Data excerpts
○ ○ ○ ○ ○

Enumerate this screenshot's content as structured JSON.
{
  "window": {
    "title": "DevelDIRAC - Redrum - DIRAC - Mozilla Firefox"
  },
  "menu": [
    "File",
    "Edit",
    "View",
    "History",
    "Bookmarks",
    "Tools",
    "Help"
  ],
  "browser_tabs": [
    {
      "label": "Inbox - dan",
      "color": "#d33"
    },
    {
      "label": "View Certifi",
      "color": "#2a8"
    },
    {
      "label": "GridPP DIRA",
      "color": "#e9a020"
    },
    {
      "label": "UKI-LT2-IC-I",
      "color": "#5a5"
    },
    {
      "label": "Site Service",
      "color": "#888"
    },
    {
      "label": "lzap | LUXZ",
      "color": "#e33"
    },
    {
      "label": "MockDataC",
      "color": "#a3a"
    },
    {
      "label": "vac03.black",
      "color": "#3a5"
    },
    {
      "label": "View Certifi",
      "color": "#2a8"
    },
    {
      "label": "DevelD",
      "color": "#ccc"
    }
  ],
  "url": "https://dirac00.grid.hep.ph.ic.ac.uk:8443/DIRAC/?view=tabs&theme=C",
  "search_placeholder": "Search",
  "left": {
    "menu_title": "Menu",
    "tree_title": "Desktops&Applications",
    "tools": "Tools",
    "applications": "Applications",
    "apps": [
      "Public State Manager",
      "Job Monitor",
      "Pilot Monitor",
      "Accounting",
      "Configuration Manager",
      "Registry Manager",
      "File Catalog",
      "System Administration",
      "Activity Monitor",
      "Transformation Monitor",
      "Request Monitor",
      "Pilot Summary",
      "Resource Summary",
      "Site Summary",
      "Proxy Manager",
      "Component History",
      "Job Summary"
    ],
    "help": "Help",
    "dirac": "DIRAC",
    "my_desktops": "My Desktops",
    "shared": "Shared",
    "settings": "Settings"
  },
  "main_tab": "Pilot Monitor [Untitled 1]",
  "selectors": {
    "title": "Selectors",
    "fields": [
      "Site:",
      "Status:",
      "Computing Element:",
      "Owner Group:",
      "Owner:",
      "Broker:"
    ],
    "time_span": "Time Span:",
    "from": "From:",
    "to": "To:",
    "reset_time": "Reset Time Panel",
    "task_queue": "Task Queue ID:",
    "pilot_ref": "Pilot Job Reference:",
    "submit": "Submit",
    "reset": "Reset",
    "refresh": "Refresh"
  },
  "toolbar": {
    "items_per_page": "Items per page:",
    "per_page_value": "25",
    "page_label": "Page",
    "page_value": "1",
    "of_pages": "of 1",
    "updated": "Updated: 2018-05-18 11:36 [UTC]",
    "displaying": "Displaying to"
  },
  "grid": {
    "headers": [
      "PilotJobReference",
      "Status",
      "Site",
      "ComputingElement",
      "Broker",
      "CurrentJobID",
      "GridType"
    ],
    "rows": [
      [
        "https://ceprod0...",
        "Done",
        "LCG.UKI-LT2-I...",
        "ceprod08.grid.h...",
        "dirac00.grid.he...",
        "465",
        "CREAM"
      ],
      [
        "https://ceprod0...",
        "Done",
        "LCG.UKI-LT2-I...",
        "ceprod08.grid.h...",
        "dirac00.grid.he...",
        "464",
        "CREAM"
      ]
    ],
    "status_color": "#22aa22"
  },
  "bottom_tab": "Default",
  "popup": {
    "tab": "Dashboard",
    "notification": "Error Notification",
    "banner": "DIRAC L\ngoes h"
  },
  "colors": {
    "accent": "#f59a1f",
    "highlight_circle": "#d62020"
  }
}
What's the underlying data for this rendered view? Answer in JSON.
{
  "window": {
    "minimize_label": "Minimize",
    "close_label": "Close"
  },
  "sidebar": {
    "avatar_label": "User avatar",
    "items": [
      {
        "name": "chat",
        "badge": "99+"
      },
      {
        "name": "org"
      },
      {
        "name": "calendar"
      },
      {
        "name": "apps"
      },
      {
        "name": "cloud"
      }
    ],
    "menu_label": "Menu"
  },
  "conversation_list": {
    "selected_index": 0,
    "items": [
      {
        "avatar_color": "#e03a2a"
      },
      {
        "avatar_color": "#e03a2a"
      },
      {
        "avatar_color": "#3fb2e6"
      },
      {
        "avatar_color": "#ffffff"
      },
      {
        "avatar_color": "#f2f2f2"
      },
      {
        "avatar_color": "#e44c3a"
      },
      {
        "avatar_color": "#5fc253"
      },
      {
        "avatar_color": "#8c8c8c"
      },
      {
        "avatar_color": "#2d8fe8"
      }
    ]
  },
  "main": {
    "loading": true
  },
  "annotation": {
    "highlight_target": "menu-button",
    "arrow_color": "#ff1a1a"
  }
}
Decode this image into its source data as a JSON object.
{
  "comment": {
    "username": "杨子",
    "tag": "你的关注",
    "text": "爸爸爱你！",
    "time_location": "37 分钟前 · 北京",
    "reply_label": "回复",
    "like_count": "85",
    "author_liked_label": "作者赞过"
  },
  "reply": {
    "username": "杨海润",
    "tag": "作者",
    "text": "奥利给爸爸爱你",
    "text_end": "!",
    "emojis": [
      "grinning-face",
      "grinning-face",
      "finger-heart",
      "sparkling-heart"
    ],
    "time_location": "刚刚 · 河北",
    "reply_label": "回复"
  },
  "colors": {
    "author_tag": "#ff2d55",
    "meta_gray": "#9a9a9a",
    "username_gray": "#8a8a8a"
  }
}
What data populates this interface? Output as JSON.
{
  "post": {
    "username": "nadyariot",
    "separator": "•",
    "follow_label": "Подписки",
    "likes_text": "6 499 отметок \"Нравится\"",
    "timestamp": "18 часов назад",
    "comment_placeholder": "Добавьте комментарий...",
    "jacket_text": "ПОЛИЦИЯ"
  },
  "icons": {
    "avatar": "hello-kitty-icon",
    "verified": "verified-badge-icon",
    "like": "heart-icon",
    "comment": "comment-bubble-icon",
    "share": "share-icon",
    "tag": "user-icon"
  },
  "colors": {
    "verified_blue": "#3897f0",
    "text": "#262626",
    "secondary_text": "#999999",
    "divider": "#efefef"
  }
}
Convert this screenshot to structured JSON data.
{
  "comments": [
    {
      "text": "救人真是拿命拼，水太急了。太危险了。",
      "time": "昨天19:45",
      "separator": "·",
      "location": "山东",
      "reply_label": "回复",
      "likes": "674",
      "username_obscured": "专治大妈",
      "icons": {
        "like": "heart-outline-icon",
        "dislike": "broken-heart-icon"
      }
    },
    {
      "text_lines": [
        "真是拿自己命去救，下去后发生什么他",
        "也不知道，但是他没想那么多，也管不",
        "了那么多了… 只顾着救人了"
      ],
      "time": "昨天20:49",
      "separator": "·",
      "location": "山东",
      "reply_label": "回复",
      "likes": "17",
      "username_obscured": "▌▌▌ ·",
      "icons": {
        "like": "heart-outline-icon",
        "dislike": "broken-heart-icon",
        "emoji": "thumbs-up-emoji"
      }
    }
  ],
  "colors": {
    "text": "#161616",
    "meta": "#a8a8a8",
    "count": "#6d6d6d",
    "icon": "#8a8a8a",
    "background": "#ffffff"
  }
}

○ ○ ○ ○ ○

Extract every record. Keep wording exact.

- **Finished task**
Enumerate this screenshot's content as structured JSON.
{
  "window": {
    "title": "DevelDIRAC - Redrum - DIRAC - Mozilla Firefox"
  },
  "menu": [
    "File",
    "Edit",
    "View",
    "History",
    "Bookmarks",
    "Tools",
    "Help"
  ],
  "browser_tabs": [
    {
      "label": "Inbox - dan",
      "color": "#d33"
    },
    {
      "label": "View Certifi",
      "color": "#2a8"
    },
    {
      "label": "GridPP DIRA",
      "color": "#e9a020"
    },
    {
      "label": "UKI-LT2-IC-I",
      "color": "#5a5"
    },
    {
      "label": "Site Service",
      "color": "#888"
    },
    {
      "label": "lzap | LUXZ",
      "color": "#e33"
    },
    {
      "label": "MockDataC",
      "color": "#a3a"
    },
    {
      "label": "vac03.black",
      "color": "#3a5"
    },
    {
      "label": "View Certifi",
      "color": "#2a8"
    },
    {
      "label": "DevelD",
      "color": "#ccc"
    }
  ],
  "url": "https://dirac00.grid.hep.ph.ic.ac.uk:8443/DIRAC/?view=tabs&theme=C",
  "search_placeholder": "Search",
  "left": {
    "menu_title": "Menu",
    "tree_title": "Desktops&Applications",
    "tools": "Tools",
    "applications": "Applications",
    "apps": [
      "Public State Manager",
      "Job Monitor",
      "Pilot Monitor",
      "Accounting",
      "Configuration Manager",
      "Registry Manager",
      "File Catalog",
      "System Administration",
      "Activity Monitor",
      "Transformation Monitor",
      "Request Monitor",
      "Pilot Summary",
      "Resource Summary",
      "Site Summary",
      "Proxy Manager",
      "Component History",
      "Job Summary"
    ],
    "help": "Help",
    "dirac": "DIRAC",
    "my_desktops": "My Desktops",
    "shared": "Shared",
    "settings": "Settings"
  },
  "main_tab": "Pilot Monitor [Untitled 1]",
  "selectors": {
    "title": "Selectors",
    "fields": [
      "Site:",
      "Status:",
      "Computing Element:",
      "Owner Group:",
      "Owner:",
      "Broker:"
    ],
    "time_span": "Time Span:",
    "from": "From:",
    "to": "To:",
    "reset_time": "Reset Time Panel",
    "task_queue": "Task Queue ID:",
    "pilot_ref": "Pilot Job Reference:",
    "submit": "Submit",
    "reset": "Reset",
    "refresh": "Refresh"
  },
  "toolbar": {
    "items_per_page": "Items per page:",
    "per_page_value": "25",
    "page_label": "Page",
    "page_value": "1",
    "of_pages": "of 1",
    "updated": "Updated: 2018-05-18 11:36 [UTC]",
    "displaying": "Displaying to"
  },
  "grid": {
    "headers": [
      "PilotJobReference",
      "Status",
      "Site",
      "ComputingElement",
      "Broker",
      "CurrentJobID",
      "GridType"
    ],
    "rows": [
      [
        "https://ceprod0...",
        "Done",
        "LCG.UKI-LT2-I...",
        "ceprod08.grid.h...",
        "dirac00.grid.he...",
        "465",
        "CREAM"
      ],
      [
        "https://ceprod0...",
        "Done",
        "LCG.UKI-LT2-I...",
        "ceprod08.grid.h...",
        "dirac00.grid.he...",
        "464",
        "CREAM"
      ]
    ],
    "status_color": "#22aa22"
  },
  "bottom_tab": "Default",
  "popup": {
    "tab": "Dashboard",
    "notification": "Error Notification",
    "banner": "DIRAC L\ngoes h"
  },
  "colors": {
    "accent": "#f59a1f",
    "highlight_circle": "#d62020"
  }
}
What's the underlying data for this rendered view? Answer in JSON.
{
  "window": {
    "minimize_label": "Minimize",
    "close_label": "Close"
  },
  "sidebar": {
    "avatar_label": "User avatar",
    "items": [
      {
        "name": "chat",
        "badge": "99+"
      },
      {
        "name": "org"
      },
      {
        "name": "calendar"
      },
      {
        "name": "apps"
      },
      {
        "name": "cloud"
      }
    ],
    "menu_label": "Menu"
  },
  "conversation_list": {
    "selected_index": 0,
    "items": [
      {
        "avatar_color": "#e03a2a"
      },
      {
        "avatar_color": "#e03a2a"
      },
      {
        "avatar_color": "#3fb2e6"
      },
      {
        "avatar_color": "#ffffff"
      },
      {
        "avatar_color": "#f2f2f2"
      },
      {
        "avatar_color": "#e44c3a"
      },
      {
        "avatar_color": "#5fc253"
      },
      {
        "avatar_color": "#8c8c8c"
      },
      {
        "avatar_color": "#2d8fe8"
      }
    ]
  },
  "main": {
    "loading": true
  },
  "annotation": {
    "highlight_target": "menu-button",
    "arrow_color": "#ff1a1a"
  }
}
Decode this image into its source data as a JSON object.
{
  "comment": {
    "username": "杨子",
    "tag": "你的关注",
    "text": "爸爸爱你！",
    "time_location": "37 分钟前 · 北京",
    "reply_label": "回复",
    "like_count": "85",
    "author_liked_label": "作者赞过"
  },
  "reply": {
    "username": "杨海润",
    "tag": "作者",
    "text": "奥利给爸爸爱你",
    "text_end": "!",
    "emojis": [
      "grinning-face",
      "grinning-face",
      "finger-heart",
      "sparkling-heart"
    ],
    "time_location": "刚刚 · 河北",
    "reply_label": "回复"
  },
  "colors": {
    "author_tag": "#ff2d55",
    "meta_gray": "#9a9a9a",
    "username_gray": "#8a8a8a"
  }
}
What data populates this interface? Output as JSON.
{
  "post": {
    "username": "nadyariot",
    "separator": "•",
    "follow_label": "Подписки",
    "likes_text": "6 499 отметок \"Нравится\"",
    "timestamp": "18 часов назад",
    "comment_placeholder": "Добавьте комментарий...",
    "jacket_text": "ПОЛИЦИЯ"
  },
  "icons": {
    "avatar": "hello-kitty-icon",
    "verified": "verified-badge-icon",
    "like": "heart-icon",
    "comment": "comment-bubble-icon",
    "share": "share-icon",
    "tag": "user-icon"
  },
  "colors": {
    "verified_blue": "#3897f0",
    "text": "#262626",
    "secondary_text": "#999999",
    "divider": "#efefef"
  }
}
Convert this screenshot to structured JSON data.
{
  "comments": [
    {
      "text": "救人真是拿命拼，水太急了。太危险了。",
      "time": "昨天19:45",
      "separator": "·",
      "location": "山东",
      "reply_label": "回复",
      "likes": "674",
      "username_obscured": "专治大妈",
      "icons": {
        "like": "heart-outline-icon",
        "dislike": "broken-heart-icon"
      }
    },
    {
      "text_lines": [
        "真是拿自己命去救，下去后发生什么他",
        "也不知道，但是他没想那么多，也管不",
        "了那么多了… 只顾着救人了"
      ],
      "time": "昨天20:49",
      "separator": "·",
      "location": "山东",
      "reply_label": "回复",
      "likes": "17",
      "username_obscured": "▌▌▌ ·",
      "icons": {
        "like": "heart-outline-icon",
        "dislike": "broken-heart-icon",
        "emoji": "thumbs-up-emoji"
      }
    }
  ],
  "colors": {
    "text": "#161616",
    "meta": "#a8a8a8",
    "count": "#6d6d6d",
    "icon": "#8a8a8a",
    "background": "#ffffff"
  }
}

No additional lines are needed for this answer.